» Given task
What is the number of lines containing "this"? Give only that number.

Data records:
* * *
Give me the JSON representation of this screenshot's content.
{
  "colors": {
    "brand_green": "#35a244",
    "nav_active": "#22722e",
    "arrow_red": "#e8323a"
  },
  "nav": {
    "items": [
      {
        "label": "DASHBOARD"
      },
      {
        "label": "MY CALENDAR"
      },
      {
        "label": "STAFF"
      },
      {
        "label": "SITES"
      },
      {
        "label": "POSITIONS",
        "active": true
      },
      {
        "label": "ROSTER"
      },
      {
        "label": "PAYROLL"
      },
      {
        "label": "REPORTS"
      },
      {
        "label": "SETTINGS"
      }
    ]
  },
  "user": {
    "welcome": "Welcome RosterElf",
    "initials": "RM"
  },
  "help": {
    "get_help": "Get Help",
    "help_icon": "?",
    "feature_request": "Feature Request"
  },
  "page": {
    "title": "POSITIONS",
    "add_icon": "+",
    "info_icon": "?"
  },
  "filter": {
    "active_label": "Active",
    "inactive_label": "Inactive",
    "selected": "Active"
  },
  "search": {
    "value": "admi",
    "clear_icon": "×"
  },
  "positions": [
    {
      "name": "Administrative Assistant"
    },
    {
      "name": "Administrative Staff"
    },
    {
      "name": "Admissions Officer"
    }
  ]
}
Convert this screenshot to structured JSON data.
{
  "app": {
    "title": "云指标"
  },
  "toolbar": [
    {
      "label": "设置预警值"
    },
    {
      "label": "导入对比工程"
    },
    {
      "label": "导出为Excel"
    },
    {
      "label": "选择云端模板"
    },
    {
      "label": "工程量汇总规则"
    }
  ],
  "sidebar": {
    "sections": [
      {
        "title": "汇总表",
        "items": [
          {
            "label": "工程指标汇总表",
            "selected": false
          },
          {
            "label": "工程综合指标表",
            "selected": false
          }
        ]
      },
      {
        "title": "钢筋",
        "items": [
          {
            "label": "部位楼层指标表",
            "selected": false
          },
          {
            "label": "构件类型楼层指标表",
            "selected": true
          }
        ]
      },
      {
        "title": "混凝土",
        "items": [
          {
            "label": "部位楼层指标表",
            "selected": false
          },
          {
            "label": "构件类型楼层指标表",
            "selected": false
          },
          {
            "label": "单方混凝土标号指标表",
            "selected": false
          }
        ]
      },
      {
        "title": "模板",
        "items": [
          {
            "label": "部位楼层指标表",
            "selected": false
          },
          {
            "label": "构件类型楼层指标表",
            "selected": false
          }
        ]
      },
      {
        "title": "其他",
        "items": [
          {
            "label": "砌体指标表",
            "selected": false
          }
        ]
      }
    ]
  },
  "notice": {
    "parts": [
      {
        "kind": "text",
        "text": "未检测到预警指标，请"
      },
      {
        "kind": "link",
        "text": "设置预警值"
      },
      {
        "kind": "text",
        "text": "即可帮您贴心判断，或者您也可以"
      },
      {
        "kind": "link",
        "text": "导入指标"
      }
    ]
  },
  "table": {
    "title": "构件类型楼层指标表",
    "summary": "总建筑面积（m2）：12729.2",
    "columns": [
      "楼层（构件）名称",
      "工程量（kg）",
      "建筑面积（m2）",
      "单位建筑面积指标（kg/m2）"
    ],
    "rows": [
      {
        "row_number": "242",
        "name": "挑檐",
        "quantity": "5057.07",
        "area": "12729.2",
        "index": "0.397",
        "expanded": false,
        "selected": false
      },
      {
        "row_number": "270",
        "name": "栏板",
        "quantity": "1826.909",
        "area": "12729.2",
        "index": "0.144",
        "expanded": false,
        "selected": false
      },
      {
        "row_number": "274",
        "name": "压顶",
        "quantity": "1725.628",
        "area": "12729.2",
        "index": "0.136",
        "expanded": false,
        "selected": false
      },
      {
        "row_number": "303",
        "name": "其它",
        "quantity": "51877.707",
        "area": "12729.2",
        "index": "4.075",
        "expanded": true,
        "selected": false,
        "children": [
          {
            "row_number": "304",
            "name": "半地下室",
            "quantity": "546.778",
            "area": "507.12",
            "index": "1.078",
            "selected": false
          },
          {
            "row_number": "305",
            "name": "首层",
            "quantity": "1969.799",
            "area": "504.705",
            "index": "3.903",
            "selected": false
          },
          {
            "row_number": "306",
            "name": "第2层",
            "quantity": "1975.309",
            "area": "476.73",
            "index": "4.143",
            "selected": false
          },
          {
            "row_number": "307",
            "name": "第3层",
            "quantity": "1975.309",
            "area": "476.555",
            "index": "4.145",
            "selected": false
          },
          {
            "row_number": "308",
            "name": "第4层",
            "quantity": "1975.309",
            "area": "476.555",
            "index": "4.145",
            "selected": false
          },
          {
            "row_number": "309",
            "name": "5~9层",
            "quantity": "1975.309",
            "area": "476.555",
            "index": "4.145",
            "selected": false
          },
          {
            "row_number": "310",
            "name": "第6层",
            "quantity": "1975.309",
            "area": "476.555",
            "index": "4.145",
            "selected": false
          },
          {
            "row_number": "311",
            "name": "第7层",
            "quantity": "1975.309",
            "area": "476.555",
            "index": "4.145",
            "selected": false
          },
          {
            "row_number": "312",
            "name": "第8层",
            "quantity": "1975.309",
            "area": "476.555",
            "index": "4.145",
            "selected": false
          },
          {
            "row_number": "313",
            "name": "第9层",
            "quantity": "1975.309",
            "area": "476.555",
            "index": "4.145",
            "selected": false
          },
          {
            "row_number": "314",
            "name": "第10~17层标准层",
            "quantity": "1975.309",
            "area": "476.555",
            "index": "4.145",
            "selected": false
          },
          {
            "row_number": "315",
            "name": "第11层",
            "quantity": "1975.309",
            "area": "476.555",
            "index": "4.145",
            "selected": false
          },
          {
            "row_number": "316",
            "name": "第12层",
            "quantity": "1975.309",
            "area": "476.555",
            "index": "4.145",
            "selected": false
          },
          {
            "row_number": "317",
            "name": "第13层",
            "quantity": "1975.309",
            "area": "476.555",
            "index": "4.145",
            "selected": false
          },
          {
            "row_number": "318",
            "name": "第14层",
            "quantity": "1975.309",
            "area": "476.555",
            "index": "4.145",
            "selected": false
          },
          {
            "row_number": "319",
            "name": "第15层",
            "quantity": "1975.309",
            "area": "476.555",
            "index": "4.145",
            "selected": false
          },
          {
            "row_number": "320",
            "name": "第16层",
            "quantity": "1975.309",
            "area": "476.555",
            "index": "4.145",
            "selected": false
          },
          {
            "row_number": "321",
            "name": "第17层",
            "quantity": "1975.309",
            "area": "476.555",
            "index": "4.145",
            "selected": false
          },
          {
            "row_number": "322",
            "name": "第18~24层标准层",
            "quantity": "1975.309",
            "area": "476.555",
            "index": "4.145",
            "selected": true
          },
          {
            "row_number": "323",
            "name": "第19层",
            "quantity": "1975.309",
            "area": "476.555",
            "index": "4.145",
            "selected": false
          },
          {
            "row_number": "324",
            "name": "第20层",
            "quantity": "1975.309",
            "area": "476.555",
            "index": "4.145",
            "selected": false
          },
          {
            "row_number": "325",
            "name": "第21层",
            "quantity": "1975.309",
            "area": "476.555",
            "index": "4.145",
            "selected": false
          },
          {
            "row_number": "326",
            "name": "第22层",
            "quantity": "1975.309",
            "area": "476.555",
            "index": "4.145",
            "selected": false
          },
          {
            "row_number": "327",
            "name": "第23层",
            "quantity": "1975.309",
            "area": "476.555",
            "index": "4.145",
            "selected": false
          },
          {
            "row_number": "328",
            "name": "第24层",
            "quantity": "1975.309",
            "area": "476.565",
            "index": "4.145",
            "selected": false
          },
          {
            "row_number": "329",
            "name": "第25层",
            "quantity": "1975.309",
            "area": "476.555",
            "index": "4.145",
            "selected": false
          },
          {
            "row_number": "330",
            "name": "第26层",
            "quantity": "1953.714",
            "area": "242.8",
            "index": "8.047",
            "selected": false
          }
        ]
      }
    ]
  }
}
* * *
» Answer for the task
2